# Start of Data extract
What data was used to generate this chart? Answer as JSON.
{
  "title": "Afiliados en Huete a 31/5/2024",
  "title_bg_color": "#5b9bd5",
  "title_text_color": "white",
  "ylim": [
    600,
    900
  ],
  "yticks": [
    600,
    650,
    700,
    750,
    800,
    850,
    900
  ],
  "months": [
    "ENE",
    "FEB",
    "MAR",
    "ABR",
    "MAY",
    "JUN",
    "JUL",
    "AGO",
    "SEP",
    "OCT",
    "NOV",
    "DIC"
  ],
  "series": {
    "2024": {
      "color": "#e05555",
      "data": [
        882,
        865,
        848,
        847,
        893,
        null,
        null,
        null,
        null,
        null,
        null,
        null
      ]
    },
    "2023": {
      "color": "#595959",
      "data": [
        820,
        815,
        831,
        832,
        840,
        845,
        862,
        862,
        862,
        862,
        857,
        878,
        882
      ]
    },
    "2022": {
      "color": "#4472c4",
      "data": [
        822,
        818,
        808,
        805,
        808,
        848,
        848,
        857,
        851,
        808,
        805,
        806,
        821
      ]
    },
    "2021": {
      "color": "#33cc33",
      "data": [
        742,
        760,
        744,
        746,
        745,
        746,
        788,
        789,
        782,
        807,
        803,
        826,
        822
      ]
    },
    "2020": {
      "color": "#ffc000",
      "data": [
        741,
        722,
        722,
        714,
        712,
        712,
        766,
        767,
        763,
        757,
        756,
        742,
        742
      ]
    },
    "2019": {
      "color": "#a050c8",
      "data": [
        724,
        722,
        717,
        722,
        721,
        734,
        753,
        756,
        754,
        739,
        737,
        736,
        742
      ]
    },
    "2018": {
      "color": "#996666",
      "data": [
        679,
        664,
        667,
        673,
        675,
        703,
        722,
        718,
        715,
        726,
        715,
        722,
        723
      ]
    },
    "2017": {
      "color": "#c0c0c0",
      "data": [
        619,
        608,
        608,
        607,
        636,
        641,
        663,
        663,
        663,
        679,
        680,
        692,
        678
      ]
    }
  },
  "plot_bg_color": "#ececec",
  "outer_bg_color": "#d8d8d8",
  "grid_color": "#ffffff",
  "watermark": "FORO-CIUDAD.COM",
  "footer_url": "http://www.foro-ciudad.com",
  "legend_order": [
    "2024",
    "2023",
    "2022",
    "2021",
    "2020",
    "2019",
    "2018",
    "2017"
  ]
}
# End of Data extract
- The request
Output each record precisely as given.

- In response
What data was used to generate this chart? Answer as JSON.
{
  "title": "Afiliados en Huete a 31/5/2024",
  "title_bg_color": "#5b9bd5",
  "title_text_color": "white",
  "ylim": [
    600,
    900
  ],
  "yticks": [
    600,
    650,
    700,
    750,
    800,
    850,
    900
  ],
  "months": [
    "ENE",
    "FEB",
    "MAR",
    "ABR",
    "MAY",
    "JUN",
    "JUL",
    "AGO",
    "SEP",
    "OCT",
    "NOV",
    "DIC"
  ],
  "series": {
    "2024": {
      "color": "#e05555",
      "data": [
        882,
        865,
        848,
        847,
        893,
        null,
        null,
        null,
        null,
        null,
        null,
        null
      ]
    },
    "2023": {
      "color": "#595959",
      "data": [
        820,
        815,
        831,
        832,
        840,
        845,
        862,
        862,
        862,
        862,
        857,
        878,
        882
      ]
    },
    "2022": {
      "color": "#4472c4",
      "data": [
        822,
        818,
        808,
        805,
        808,
        848,
        848,
        857,
        851,
        808,
        805,
        806,
        821
      ]
    },
    "2021": {
      "color": "#33cc33",
      "data": [
        742,
        760,
        744,
        746,
        745,
        746,
        788,
        789,
        782,
        807,
        803,
        826,
        822
      ]
    },
    "2020": {
      "color": "#ffc000",
      "data": [
        741,
        722,
        722,
        714,
        712,
        712,
        766,
        767,
        763,
        757,
        756,
        742,
        742
      ]
    },
    "2019": {
      "color": "#a050c8",
      "data": [
        724,
        722,
        717,
        722,
        721,
        734,
        753,
        756,
        754,
        739,
        737,
        736,
        742
      ]
    },
    "2018": {
      "color": "#996666",
      "data": [
        679,
        664,
        667,
        673,
        675,
        703,
        722,
        718,
        715,
        726,
        715,
        722,
        723
      ]
    },
    "2017": {
      "color": "#c0c0c0",
      "data": [
        619,
        608,
        608,
        607,
        636,
        641,
        663,
        663,
        663,
        679,
        680,
        692,
        678
      ]
    }
  },
  "plot_bg_color": "#ececec",
  "outer_bg_color": "#d8d8d8",
  "grid_color": "#ffffff",
  "watermark": "FORO-CIUDAD.COM",
  "footer_url": "http://www.foro-ciudad.com",
  "legend_order": [
    "2024",
    "2023",
    "2022",
    "2021",
    "2020",
    "2019",
    "2018",
    "2017"
  ]
}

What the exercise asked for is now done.